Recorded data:
* * * * *
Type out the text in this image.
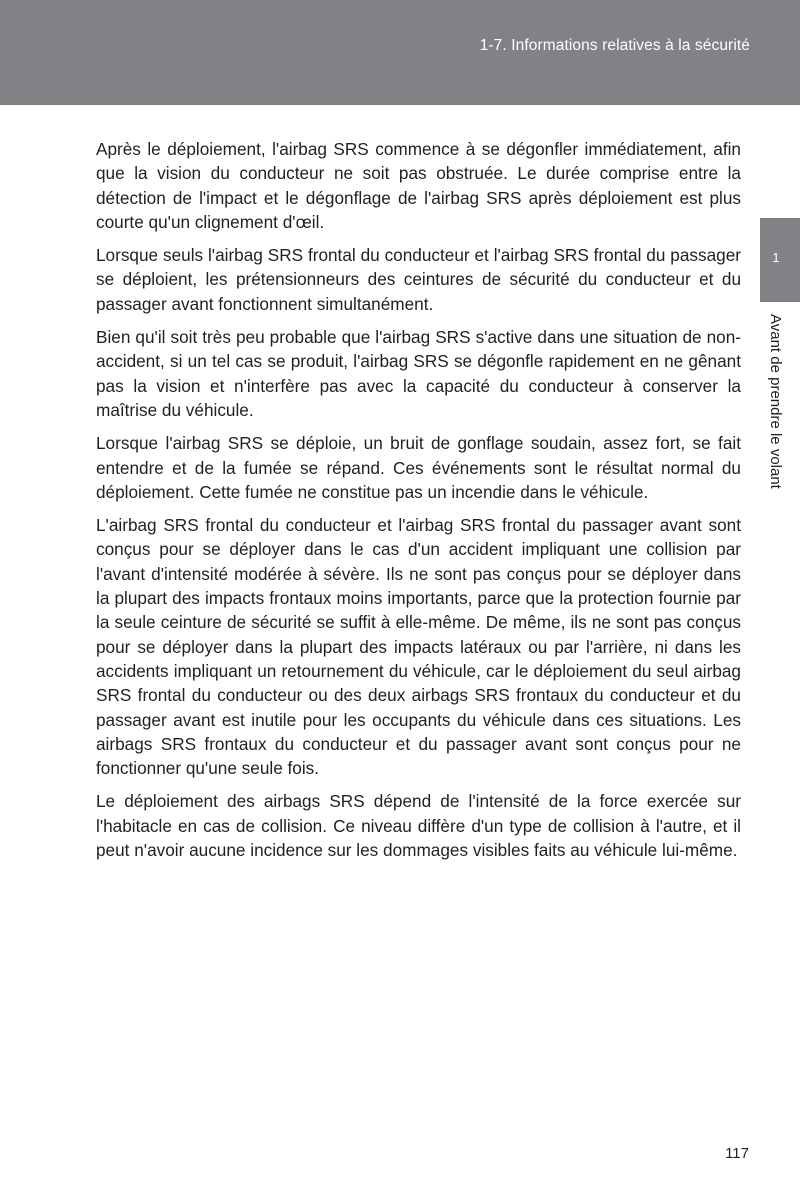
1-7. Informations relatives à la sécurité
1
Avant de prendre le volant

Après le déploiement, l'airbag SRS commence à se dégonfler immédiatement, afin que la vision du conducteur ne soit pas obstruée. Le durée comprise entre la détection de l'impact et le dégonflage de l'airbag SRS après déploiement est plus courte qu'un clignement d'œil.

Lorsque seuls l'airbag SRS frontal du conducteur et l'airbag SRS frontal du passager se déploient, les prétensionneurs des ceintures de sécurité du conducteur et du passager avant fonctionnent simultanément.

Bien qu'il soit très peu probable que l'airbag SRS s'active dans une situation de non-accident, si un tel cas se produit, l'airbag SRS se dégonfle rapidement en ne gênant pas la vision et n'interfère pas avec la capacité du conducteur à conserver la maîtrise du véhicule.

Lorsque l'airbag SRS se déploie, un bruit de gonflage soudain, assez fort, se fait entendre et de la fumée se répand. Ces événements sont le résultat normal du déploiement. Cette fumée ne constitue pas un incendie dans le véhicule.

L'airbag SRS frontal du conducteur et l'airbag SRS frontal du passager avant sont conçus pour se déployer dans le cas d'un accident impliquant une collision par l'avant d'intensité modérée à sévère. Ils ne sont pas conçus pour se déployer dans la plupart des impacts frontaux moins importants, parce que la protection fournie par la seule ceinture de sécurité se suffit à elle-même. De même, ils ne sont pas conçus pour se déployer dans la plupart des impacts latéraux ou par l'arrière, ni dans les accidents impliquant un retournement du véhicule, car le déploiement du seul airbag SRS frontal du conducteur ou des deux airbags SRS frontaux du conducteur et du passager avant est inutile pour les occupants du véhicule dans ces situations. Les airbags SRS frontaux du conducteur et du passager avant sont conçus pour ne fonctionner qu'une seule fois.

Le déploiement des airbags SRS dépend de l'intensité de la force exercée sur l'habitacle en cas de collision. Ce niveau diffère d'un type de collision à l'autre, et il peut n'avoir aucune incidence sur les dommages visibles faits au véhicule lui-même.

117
* * * * *
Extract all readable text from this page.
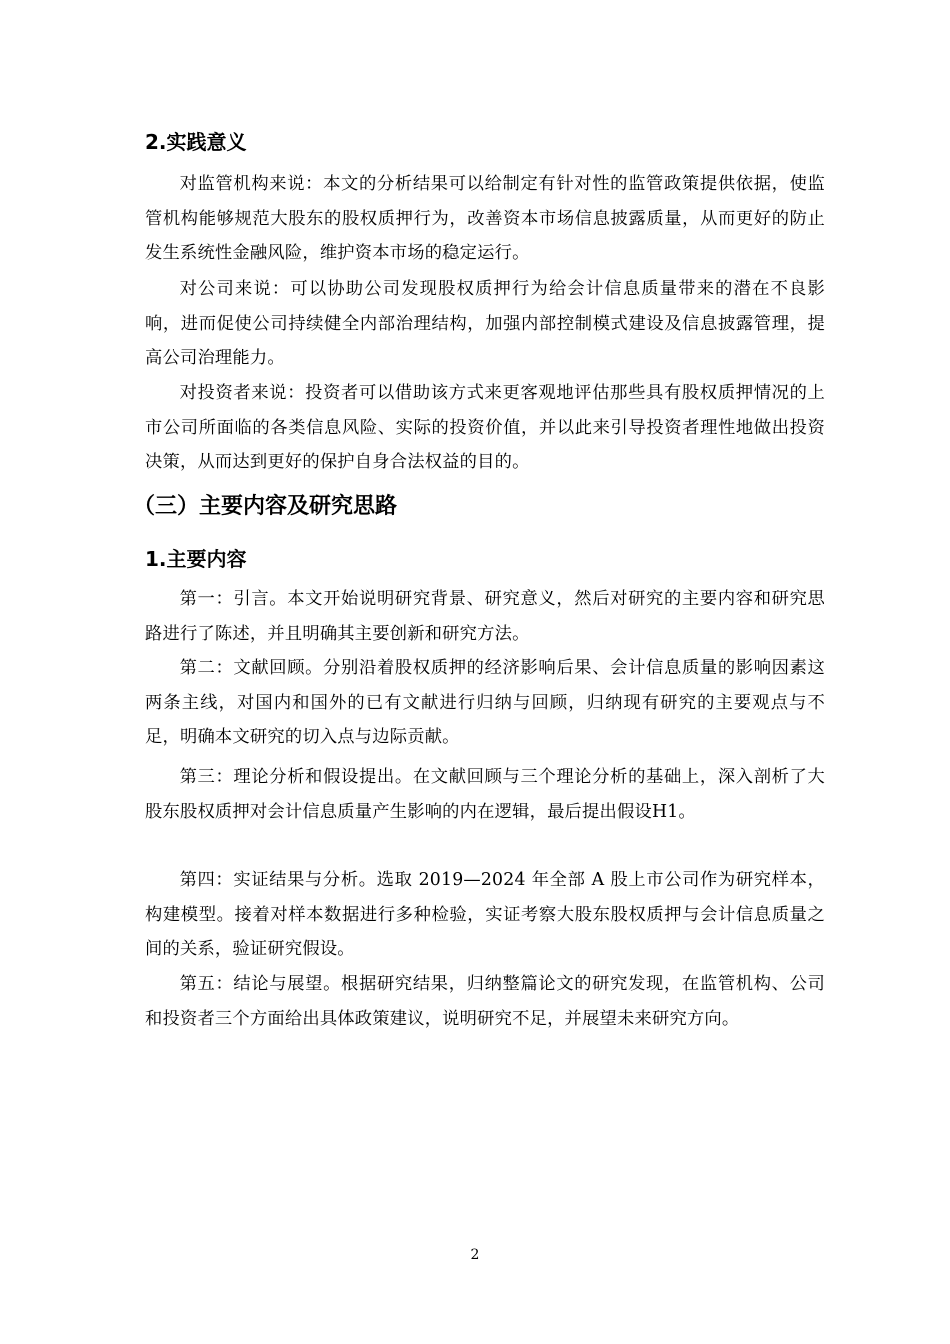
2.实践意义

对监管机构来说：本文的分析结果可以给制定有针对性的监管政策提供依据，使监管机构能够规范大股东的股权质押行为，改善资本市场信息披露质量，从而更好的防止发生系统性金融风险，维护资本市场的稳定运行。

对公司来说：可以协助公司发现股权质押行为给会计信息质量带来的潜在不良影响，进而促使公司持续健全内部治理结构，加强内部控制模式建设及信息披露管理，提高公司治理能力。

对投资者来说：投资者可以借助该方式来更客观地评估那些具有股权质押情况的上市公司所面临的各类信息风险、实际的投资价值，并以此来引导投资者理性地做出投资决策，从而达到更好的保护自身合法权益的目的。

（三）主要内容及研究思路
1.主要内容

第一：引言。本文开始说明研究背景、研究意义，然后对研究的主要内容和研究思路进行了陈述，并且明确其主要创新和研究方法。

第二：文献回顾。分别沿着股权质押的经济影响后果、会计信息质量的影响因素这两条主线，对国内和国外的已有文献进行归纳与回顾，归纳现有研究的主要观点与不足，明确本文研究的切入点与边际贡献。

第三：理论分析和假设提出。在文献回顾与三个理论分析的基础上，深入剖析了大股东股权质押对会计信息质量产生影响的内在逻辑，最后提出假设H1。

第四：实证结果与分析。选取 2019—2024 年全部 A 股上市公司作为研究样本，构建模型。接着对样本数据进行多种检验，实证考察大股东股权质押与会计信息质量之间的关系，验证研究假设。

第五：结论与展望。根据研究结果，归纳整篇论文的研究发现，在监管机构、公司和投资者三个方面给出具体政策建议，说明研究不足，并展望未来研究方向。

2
* * * * *
Work to do:
Look through the entries and return every line where "this" appears.

Exercise answer:
Type out the text in this image.
Extract all readable text from this page.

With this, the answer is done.